Problem to work on: Report how many lines of the listing below include the word "Online". Give nothing but the number.

──────────────────────────────

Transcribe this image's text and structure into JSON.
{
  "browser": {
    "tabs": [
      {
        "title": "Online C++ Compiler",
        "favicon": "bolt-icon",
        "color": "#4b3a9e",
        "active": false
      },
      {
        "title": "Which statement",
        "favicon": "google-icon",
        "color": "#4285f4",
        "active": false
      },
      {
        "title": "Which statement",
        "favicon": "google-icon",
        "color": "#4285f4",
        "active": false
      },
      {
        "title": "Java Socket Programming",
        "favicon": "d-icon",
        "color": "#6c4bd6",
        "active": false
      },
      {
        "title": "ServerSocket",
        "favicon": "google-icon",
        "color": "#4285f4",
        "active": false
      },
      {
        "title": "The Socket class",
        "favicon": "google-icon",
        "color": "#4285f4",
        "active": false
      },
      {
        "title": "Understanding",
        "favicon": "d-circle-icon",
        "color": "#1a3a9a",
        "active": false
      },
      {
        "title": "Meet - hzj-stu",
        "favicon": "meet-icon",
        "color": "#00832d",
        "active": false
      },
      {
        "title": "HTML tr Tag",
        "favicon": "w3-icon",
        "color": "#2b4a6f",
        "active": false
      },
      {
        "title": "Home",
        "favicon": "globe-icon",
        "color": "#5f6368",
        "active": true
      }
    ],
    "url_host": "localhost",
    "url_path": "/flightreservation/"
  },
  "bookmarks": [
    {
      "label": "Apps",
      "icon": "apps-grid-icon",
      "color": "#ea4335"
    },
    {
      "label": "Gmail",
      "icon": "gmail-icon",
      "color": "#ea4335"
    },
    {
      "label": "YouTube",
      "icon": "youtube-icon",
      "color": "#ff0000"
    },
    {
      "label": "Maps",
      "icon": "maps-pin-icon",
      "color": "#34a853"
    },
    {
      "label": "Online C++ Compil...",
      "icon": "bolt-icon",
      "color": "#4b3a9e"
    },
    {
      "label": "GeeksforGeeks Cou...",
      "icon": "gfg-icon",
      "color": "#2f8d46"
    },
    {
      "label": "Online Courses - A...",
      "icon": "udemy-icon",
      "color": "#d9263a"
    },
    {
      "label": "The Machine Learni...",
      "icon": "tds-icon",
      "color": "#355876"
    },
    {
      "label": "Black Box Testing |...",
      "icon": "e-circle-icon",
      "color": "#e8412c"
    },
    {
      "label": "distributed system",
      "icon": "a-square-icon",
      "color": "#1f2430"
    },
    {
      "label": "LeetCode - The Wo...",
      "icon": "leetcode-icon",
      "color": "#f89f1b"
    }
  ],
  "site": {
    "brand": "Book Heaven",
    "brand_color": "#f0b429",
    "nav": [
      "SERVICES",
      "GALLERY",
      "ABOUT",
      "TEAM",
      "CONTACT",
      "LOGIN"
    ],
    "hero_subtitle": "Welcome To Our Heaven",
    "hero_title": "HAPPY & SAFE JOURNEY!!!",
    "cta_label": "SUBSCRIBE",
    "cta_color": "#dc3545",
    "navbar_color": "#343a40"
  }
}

──────────────────────────────

Task output: 3